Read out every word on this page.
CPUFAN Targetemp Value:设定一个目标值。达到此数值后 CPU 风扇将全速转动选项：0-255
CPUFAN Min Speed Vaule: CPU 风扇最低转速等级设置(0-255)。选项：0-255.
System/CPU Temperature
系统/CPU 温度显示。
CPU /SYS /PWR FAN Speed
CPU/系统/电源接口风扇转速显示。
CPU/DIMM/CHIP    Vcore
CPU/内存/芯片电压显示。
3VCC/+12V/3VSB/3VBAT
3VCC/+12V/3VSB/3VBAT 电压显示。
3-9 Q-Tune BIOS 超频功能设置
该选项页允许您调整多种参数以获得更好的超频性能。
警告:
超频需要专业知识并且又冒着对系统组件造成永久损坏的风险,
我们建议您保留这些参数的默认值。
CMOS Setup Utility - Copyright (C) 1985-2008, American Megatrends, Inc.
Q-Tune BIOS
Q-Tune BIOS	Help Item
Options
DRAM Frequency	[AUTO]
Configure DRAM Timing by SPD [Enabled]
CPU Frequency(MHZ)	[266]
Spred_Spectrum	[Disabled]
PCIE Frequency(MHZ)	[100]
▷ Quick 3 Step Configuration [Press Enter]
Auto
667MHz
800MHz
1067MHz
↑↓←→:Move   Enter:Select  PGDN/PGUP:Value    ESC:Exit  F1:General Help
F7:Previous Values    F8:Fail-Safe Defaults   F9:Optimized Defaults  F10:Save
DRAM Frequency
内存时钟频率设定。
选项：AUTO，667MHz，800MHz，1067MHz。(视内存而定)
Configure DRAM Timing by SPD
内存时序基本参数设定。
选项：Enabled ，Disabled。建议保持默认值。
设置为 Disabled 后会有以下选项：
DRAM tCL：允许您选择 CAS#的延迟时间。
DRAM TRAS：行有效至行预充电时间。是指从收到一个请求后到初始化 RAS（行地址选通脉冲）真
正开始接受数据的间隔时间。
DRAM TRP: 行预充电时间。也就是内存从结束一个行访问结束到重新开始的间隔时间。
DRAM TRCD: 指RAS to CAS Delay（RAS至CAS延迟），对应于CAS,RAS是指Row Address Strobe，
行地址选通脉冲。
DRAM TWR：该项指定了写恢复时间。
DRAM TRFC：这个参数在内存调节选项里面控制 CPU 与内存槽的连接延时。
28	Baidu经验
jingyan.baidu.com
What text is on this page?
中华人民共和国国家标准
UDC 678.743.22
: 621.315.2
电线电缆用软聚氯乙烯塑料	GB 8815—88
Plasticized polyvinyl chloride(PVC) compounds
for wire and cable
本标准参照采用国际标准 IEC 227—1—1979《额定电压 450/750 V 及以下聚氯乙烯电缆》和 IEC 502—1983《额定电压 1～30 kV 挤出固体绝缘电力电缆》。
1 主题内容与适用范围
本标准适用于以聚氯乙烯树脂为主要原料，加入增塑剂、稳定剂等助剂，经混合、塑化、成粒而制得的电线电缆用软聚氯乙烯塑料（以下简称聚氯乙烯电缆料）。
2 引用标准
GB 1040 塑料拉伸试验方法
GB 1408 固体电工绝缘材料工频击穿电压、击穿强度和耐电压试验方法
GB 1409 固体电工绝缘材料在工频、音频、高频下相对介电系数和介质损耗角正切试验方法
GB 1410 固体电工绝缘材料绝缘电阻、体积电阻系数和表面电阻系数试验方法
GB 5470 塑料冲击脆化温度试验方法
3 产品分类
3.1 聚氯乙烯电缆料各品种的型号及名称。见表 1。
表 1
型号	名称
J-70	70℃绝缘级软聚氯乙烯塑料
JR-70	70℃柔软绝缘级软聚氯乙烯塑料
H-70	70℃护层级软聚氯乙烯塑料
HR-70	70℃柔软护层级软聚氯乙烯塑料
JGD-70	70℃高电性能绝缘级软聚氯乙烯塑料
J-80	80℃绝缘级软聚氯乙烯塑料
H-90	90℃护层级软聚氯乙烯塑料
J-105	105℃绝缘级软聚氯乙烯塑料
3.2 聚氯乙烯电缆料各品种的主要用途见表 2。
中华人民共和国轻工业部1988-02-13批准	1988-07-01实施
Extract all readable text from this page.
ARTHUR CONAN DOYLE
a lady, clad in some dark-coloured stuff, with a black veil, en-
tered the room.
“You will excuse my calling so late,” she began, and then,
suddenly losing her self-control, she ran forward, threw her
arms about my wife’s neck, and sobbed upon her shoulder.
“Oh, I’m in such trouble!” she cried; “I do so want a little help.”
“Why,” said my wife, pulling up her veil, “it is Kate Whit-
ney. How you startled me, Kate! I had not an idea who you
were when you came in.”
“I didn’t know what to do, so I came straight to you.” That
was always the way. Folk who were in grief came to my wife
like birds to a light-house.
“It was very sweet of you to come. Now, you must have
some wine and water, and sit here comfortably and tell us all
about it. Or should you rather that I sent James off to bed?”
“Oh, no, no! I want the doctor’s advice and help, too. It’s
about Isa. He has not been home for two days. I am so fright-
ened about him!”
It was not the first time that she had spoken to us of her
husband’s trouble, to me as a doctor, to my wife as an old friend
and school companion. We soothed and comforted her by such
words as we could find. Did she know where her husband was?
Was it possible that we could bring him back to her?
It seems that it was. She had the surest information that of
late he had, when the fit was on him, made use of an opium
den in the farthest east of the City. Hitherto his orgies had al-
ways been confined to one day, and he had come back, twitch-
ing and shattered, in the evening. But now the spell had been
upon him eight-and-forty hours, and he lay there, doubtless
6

^^^^

Lines containing the string "upon" should be counted; reply with their number and nothing more.

_WRITTEN RESPONSE_
2